● JOB
Give the number of lines in the data that hold the word "سألت", and nothing else.
######
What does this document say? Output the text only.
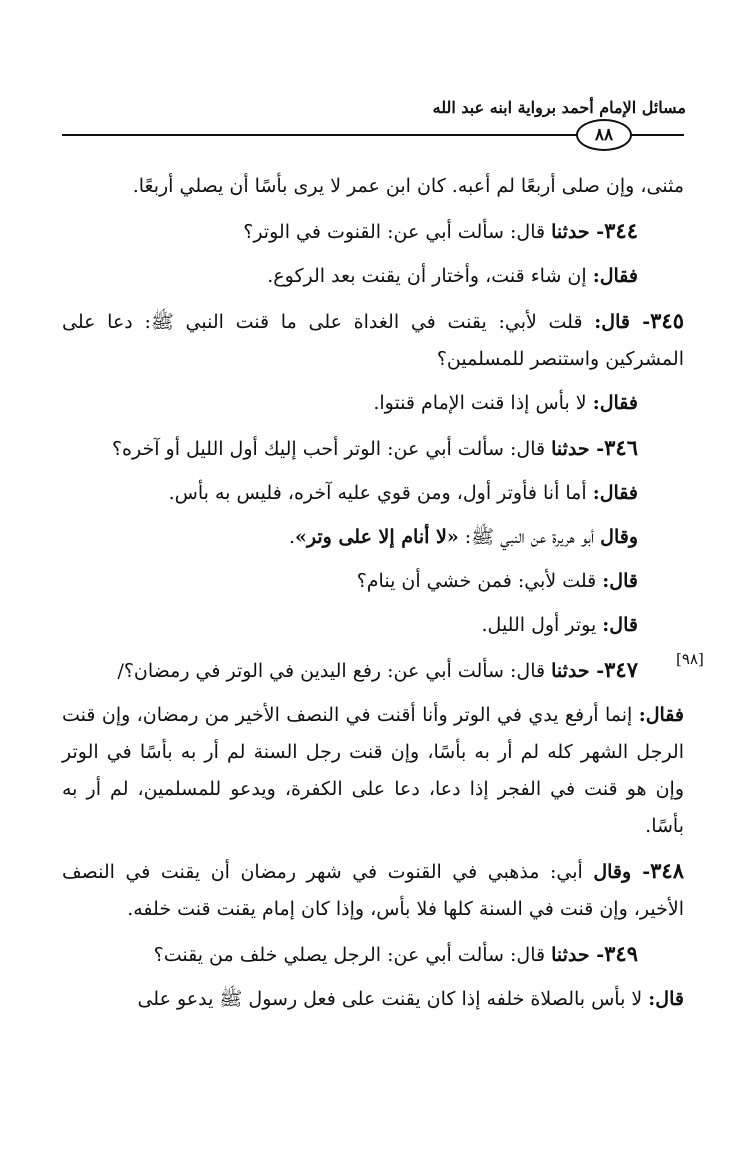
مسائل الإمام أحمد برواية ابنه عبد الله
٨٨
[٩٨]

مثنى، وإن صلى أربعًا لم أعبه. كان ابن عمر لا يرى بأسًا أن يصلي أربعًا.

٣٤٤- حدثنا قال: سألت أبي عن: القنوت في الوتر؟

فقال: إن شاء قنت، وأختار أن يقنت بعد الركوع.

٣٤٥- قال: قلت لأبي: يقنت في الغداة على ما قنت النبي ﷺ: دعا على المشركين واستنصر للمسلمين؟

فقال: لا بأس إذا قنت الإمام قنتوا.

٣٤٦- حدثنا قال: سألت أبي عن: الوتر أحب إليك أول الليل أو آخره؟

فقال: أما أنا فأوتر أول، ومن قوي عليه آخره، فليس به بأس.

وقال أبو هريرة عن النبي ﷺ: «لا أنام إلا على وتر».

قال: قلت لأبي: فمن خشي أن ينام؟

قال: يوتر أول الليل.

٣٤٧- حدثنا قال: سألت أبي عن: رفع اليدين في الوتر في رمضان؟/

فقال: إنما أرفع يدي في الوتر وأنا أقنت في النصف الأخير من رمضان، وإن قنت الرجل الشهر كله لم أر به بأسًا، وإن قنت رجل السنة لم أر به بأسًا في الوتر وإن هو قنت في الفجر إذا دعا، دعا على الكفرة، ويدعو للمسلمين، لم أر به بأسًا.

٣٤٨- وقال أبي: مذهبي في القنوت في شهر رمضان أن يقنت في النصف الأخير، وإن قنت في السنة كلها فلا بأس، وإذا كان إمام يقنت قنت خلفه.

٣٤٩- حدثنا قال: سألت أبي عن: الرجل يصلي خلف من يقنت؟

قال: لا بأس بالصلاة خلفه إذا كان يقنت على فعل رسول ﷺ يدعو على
######
● SOLUTION TO THE EXERCISE
4